Every record must be written out once more, with nothing added or omitted.

(Records from a data source)
^^^^^^^^^^^^^^^^
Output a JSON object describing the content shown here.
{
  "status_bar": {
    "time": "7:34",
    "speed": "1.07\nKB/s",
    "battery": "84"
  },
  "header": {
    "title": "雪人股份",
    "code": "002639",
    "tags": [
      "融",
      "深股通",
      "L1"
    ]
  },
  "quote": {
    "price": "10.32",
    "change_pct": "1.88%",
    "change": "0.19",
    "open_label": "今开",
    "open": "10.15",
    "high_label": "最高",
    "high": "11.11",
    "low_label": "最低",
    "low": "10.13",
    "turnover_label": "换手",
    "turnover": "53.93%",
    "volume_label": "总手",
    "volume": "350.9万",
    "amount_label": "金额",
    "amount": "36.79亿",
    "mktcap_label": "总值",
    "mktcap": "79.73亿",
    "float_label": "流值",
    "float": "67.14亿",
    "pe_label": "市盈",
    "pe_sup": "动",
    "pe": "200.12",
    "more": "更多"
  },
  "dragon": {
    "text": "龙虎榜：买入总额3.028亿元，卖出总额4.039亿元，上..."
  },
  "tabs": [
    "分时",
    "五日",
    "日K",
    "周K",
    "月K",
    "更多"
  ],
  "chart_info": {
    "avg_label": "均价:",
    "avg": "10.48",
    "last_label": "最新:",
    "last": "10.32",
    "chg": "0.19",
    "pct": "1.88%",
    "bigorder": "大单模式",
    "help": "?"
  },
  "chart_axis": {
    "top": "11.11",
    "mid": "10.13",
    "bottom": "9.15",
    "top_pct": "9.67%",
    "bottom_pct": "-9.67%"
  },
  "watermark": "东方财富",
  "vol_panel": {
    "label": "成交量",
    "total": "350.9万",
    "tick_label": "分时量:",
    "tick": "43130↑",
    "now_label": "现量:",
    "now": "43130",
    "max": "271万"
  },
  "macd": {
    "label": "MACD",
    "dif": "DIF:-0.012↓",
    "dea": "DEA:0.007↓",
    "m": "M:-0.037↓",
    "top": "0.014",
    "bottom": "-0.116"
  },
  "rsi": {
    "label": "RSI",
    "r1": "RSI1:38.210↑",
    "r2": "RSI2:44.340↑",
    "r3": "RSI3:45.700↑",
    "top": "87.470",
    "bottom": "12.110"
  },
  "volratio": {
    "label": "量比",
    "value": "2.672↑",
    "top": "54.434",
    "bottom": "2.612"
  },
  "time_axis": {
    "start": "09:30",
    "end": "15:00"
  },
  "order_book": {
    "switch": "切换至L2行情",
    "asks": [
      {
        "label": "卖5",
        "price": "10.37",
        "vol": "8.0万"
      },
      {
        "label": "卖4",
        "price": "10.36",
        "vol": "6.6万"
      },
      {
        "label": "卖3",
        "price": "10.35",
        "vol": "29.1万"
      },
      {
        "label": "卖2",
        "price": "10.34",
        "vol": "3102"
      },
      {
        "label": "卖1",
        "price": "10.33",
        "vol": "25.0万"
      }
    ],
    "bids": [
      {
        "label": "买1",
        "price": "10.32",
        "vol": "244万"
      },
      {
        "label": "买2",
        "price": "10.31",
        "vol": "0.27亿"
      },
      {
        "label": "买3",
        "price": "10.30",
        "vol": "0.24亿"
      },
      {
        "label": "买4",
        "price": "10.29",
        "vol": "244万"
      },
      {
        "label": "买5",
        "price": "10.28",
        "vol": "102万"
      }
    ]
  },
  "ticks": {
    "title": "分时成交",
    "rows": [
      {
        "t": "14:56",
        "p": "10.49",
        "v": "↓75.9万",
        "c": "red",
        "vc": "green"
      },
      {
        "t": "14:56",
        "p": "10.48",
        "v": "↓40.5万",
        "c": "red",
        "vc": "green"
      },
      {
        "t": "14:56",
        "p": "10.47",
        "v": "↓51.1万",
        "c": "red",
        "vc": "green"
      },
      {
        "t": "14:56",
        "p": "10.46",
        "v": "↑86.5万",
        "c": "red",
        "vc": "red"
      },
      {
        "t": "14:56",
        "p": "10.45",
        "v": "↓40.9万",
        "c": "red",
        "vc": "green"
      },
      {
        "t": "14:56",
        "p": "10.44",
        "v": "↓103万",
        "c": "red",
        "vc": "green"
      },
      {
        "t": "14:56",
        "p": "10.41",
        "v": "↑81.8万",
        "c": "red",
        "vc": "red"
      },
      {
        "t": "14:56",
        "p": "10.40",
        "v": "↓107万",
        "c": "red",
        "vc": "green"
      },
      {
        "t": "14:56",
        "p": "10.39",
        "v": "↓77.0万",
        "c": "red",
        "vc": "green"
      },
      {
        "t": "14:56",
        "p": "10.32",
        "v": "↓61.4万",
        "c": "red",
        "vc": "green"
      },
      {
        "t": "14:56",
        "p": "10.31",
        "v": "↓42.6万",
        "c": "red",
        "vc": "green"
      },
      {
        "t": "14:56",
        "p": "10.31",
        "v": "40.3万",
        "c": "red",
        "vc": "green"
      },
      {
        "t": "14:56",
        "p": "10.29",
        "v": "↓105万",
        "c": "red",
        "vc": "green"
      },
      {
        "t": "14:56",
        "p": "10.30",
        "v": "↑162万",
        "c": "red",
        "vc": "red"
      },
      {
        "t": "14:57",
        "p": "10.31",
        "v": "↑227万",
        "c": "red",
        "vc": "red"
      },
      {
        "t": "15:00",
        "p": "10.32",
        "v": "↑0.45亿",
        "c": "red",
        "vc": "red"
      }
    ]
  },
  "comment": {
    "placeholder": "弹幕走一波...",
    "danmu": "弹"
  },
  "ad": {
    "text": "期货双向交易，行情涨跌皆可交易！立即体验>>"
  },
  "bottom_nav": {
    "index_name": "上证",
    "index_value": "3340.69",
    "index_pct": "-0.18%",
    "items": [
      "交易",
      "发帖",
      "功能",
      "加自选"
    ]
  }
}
^^^^^^^^^^^^^^^^
THE ANSWER:
Output a JSON object describing the content shown here.
{
  "status_bar": {
    "time": "7:34",
    "speed": "1.07\nKB/s",
    "battery": "84"
  },
  "header": {
    "title": "雪人股份",
    "code": "002639",
    "tags": [
      "融",
      "深股通",
      "L1"
    ]
  },
  "quote": {
    "price": "10.32",
    "change_pct": "1.88%",
    "change": "0.19",
    "open_label": "今开",
    "open": "10.15",
    "high_label": "最高",
    "high": "11.11",
    "low_label": "最低",
    "low": "10.13",
    "turnover_label": "换手",
    "turnover": "53.93%",
    "volume_label": "总手",
    "volume": "350.9万",
    "amount_label": "金额",
    "amount": "36.79亿",
    "mktcap_label": "总值",
    "mktcap": "79.73亿",
    "float_label": "流值",
    "float": "67.14亿",
    "pe_label": "市盈",
    "pe_sup": "动",
    "pe": "200.12",
    "more": "更多"
  },
  "dragon": {
    "text": "龙虎榜：买入总额3.028亿元，卖出总额4.039亿元，上..."
  },
  "tabs": [
    "分时",
    "五日",
    "日K",
    "周K",
    "月K",
    "更多"
  ],
  "chart_info": {
    "avg_label": "均价:",
    "avg": "10.48",
    "last_label": "最新:",
    "last": "10.32",
    "chg": "0.19",
    "pct": "1.88%",
    "bigorder": "大单模式",
    "help": "?"
  },
  "chart_axis": {
    "top": "11.11",
    "mid": "10.13",
    "bottom": "9.15",
    "top_pct": "9.67%",
    "bottom_pct": "-9.67%"
  },
  "watermark": "东方财富",
  "vol_panel": {
    "label": "成交量",
    "total": "350.9万",
    "tick_label": "分时量:",
    "tick": "43130↑",
    "now_label": "现量:",
    "now": "43130",
    "max": "271万"
  },
  "macd": {
    "label": "MACD",
    "dif": "DIF:-0.012↓",
    "dea": "DEA:0.007↓",
    "m": "M:-0.037↓",
    "top": "0.014",
    "bottom": "-0.116"
  },
  "rsi": {
    "label": "RSI",
    "r1": "RSI1:38.210↑",
    "r2": "RSI2:44.340↑",
    "r3": "RSI3:45.700↑",
    "top": "87.470",
    "bottom": "12.110"
  },
  "volratio": {
    "label": "量比",
    "value": "2.672↑",
    "top": "54.434",
    "bottom": "2.612"
  },
  "time_axis": {
    "start": "09:30",
    "end": "15:00"
  },
  "order_book": {
    "switch": "切换至L2行情",
    "asks": [
      {
        "label": "卖5",
        "price": "10.37",
        "vol": "8.0万"
      },
      {
        "label": "卖4",
        "price": "10.36",
        "vol": "6.6万"
      },
      {
        "label": "卖3",
        "price": "10.35",
        "vol": "29.1万"
      },
      {
        "label": "卖2",
        "price": "10.34",
        "vol": "3102"
      },
      {
        "label": "卖1",
        "price": "10.33",
        "vol": "25.0万"
      }
    ],
    "bids": [
      {
        "label": "买1",
        "price": "10.32",
        "vol": "244万"
      },
      {
        "label": "买2",
        "price": "10.31",
        "vol": "0.27亿"
      },
      {
        "label": "买3",
        "price": "10.30",
        "vol": "0.24亿"
      },
      {
        "label": "买4",
        "price": "10.29",
        "vol": "244万"
      },
      {
        "label": "买5",
        "price": "10.28",
        "vol": "102万"
      }
    ]
  },
  "ticks": {
    "title": "分时成交",
    "rows": [
      {
        "t": "14:56",
        "p": "10.49",
        "v": "↓75.9万",
        "c": "red",
        "vc": "green"
      },
      {
        "t": "14:56",
        "p": "10.48",
        "v": "↓40.5万",
        "c": "red",
        "vc": "green"
      },
      {
        "t": "14:56",
        "p": "10.47",
        "v": "↓51.1万",
        "c": "red",
        "vc": "green"
      },
      {
        "t": "14:56",
        "p": "10.46",
        "v": "↑86.5万",
        "c": "red",
        "vc": "red"
      },
      {
        "t": "14:56",
        "p": "10.45",
        "v": "↓40.9万",
        "c": "red",
        "vc": "green"
      },
      {
        "t": "14:56",
        "p": "10.44",
        "v": "↓103万",
        "c": "red",
        "vc": "green"
      },
      {
        "t": "14:56",
        "p": "10.41",
        "v": "↑81.8万",
        "c": "red",
        "vc": "red"
      },
      {
        "t": "14:56",
        "p": "10.40",
        "v": "↓107万",
        "c": "red",
        "vc": "green"
      },
      {
        "t": "14:56",
        "p": "10.39",
        "v": "↓77.0万",
        "c": "red",
        "vc": "green"
      },
      {
        "t": "14:56",
        "p": "10.32",
        "v": "↓61.4万",
        "c": "red",
        "vc": "green"
      },
      {
        "t": "14:56",
        "p": "10.31",
        "v": "↓42.6万",
        "c": "red",
        "vc": "green"
      },
      {
        "t": "14:56",
        "p": "10.31",
        "v": "40.3万",
        "c": "red",
        "vc": "green"
      },
      {
        "t": "14:56",
        "p": "10.29",
        "v": "↓105万",
        "c": "red",
        "vc": "green"
      },
      {
        "t": "14:56",
        "p": "10.30",
        "v": "↑162万",
        "c": "red",
        "vc": "red"
      },
      {
        "t": "14:57",
        "p": "10.31",
        "v": "↑227万",
        "c": "red",
        "vc": "red"
      },
      {
        "t": "15:00",
        "p": "10.32",
        "v": "↑0.45亿",
        "c": "red",
        "vc": "red"
      }
    ]
  },
  "comment": {
    "placeholder": "弹幕走一波...",
    "danmu": "弹"
  },
  "ad": {
    "text": "期货双向交易，行情涨跌皆可交易！立即体验>>"
  },
  "bottom_nav": {
    "index_name": "上证",
    "index_value": "3340.69",
    "index_pct": "-0.18%",
    "items": [
      "交易",
      "发帖",
      "功能",
      "加自选"
    ]
  }
}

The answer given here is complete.